What to do:
The records below must be transcribed exactly. Do not include the pictures.

* BEGIN Excerpted records *

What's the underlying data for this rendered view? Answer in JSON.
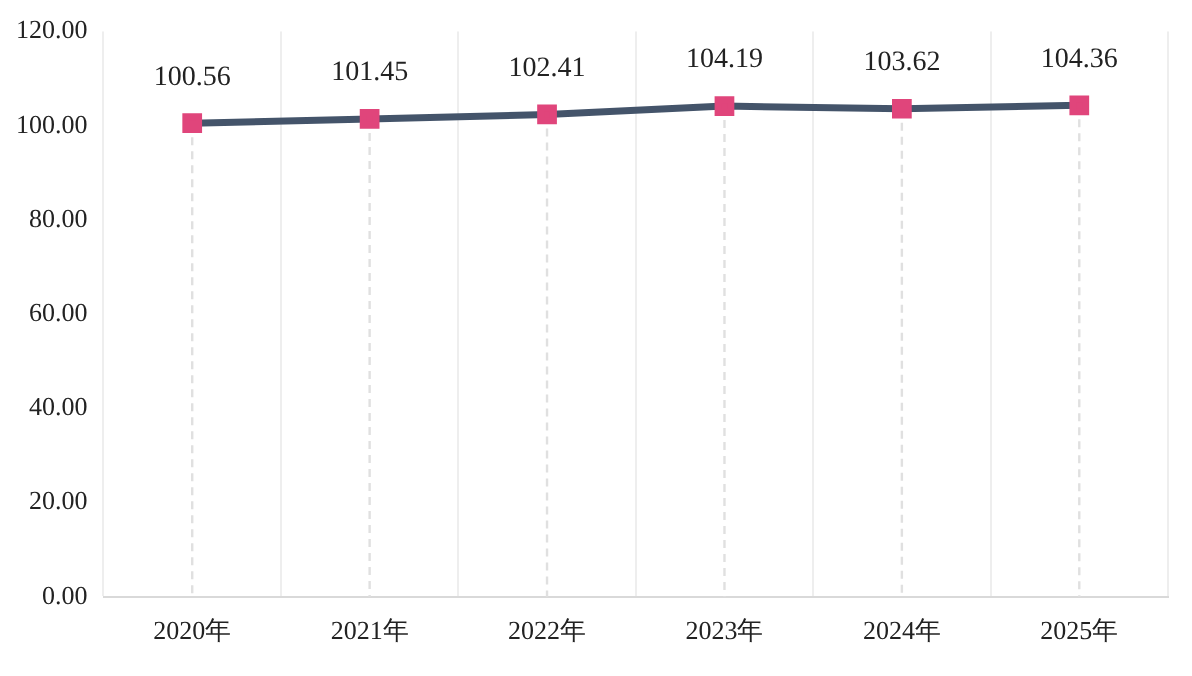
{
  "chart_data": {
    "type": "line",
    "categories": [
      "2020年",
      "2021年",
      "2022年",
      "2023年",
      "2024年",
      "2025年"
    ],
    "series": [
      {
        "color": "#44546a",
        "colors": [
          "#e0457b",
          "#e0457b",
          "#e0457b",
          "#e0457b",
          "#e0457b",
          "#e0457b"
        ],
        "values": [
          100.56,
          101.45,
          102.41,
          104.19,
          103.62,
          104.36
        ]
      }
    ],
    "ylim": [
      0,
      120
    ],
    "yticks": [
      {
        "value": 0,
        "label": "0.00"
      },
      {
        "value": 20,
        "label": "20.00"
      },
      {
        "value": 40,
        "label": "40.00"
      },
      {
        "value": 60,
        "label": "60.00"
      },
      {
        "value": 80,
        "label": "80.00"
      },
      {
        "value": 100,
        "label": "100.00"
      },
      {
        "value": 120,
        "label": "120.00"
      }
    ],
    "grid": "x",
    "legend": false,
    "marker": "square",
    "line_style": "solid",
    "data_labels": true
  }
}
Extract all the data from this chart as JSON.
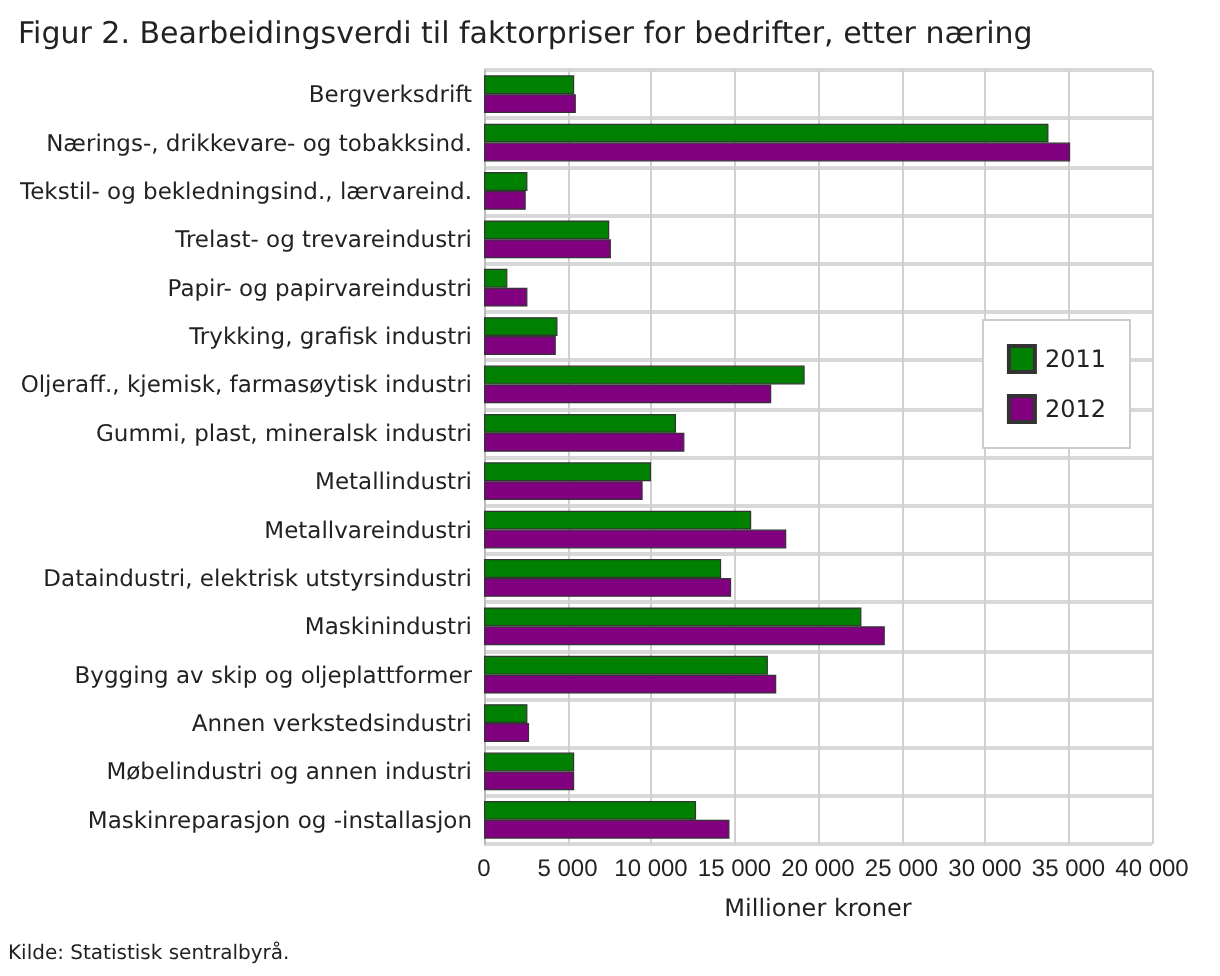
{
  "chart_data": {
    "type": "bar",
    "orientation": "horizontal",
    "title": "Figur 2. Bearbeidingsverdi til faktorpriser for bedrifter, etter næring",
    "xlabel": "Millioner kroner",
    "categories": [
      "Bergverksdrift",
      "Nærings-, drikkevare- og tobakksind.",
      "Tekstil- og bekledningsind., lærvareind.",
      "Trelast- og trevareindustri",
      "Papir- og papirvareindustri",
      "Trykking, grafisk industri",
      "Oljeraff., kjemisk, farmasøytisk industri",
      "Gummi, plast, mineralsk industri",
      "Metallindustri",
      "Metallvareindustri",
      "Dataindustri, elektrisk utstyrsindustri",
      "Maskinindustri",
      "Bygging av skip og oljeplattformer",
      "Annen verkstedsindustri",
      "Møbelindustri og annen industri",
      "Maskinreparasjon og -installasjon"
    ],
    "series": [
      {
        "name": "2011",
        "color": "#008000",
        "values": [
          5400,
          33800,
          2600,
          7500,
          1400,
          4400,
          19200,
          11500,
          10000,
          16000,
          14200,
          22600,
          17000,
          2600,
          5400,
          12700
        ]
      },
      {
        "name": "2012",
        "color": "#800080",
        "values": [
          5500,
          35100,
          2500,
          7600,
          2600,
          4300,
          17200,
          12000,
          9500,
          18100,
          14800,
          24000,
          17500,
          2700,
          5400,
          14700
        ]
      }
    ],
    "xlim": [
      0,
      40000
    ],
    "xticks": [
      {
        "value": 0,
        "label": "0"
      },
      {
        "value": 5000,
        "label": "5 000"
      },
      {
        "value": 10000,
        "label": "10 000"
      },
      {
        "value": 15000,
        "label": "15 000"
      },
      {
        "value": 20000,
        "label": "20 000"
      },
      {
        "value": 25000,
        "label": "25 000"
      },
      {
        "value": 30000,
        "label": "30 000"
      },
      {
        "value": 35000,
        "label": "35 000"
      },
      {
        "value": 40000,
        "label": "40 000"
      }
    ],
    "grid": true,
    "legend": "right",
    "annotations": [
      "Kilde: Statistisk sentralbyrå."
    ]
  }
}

* END Excerpted records *

Solved problem:
What's the underlying data for this rendered view? Answer in JSON.
{
  "chart_data": {
    "type": "line",
    "categories": [
      "2020年",
      "2021年",
      "2022年",
      "2023年",
      "2024年",
      "2025年"
    ],
    "series": [
      {
        "color": "#44546a",
        "colors": [
          "#e0457b",
          "#e0457b",
          "#e0457b",
          "#e0457b",
          "#e0457b",
          "#e0457b"
        ],
        "values": [
          100.56,
          101.45,
          102.41,
          104.19,
          103.62,
          104.36
        ]
      }
    ],
    "ylim": [
      0,
      120
    ],
    "yticks": [
      {
        "value": 0,
        "label": "0.00"
      },
      {
        "value": 20,
        "label": "20.00"
      },
      {
        "value": 40,
        "label": "40.00"
      },
      {
        "value": 60,
        "label": "60.00"
      },
      {
        "value": 80,
        "label": "80.00"
      },
      {
        "value": 100,
        "label": "100.00"
      },
      {
        "value": 120,
        "label": "120.00"
      }
    ],
    "grid": "x",
    "legend": false,
    "marker": "square",
    "line_style": "solid",
    "data_labels": true
  }
}
Extract all the data from this chart as JSON.
{
  "chart_data": {
    "type": "bar",
    "orientation": "horizontal",
    "title": "Figur 2. Bearbeidingsverdi til faktorpriser for bedrifter, etter næring",
    "xlabel": "Millioner kroner",
    "categories": [
      "Bergverksdrift",
      "Nærings-, drikkevare- og tobakksind.",
      "Tekstil- og bekledningsind., lærvareind.",
      "Trelast- og trevareindustri",
      "Papir- og papirvareindustri",
      "Trykking, grafisk industri",
      "Oljeraff., kjemisk, farmasøytisk industri",
      "Gummi, plast, mineralsk industri",
      "Metallindustri",
      "Metallvareindustri",
      "Dataindustri, elektrisk utstyrsindustri",
      "Maskinindustri",
      "Bygging av skip og oljeplattformer",
      "Annen verkstedsindustri",
      "Møbelindustri og annen industri",
      "Maskinreparasjon og -installasjon"
    ],
    "series": [
      {
        "name": "2011",
        "color": "#008000",
        "values": [
          5400,
          33800,
          2600,
          7500,
          1400,
          4400,
          19200,
          11500,
          10000,
          16000,
          14200,
          22600,
          17000,
          2600,
          5400,
          12700
        ]
      },
      {
        "name": "2012",
        "color": "#800080",
        "values": [
          5500,
          35100,
          2500,
          7600,
          2600,
          4300,
          17200,
          12000,
          9500,
          18100,
          14800,
          24000,
          17500,
          2700,
          5400,
          14700
        ]
      }
    ],
    "xlim": [
      0,
      40000
    ],
    "xticks": [
      {
        "value": 0,
        "label": "0"
      },
      {
        "value": 5000,
        "label": "5 000"
      },
      {
        "value": 10000,
        "label": "10 000"
      },
      {
        "value": 15000,
        "label": "15 000"
      },
      {
        "value": 20000,
        "label": "20 000"
      },
      {
        "value": 25000,
        "label": "25 000"
      },
      {
        "value": 30000,
        "label": "30 000"
      },
      {
        "value": 35000,
        "label": "35 000"
      },
      {
        "value": 40000,
        "label": "40 000"
      }
    ],
    "grid": true,
    "legend": "right",
    "annotations": [
      "Kilde: Statistisk sentralbyrå."
    ]
  }
}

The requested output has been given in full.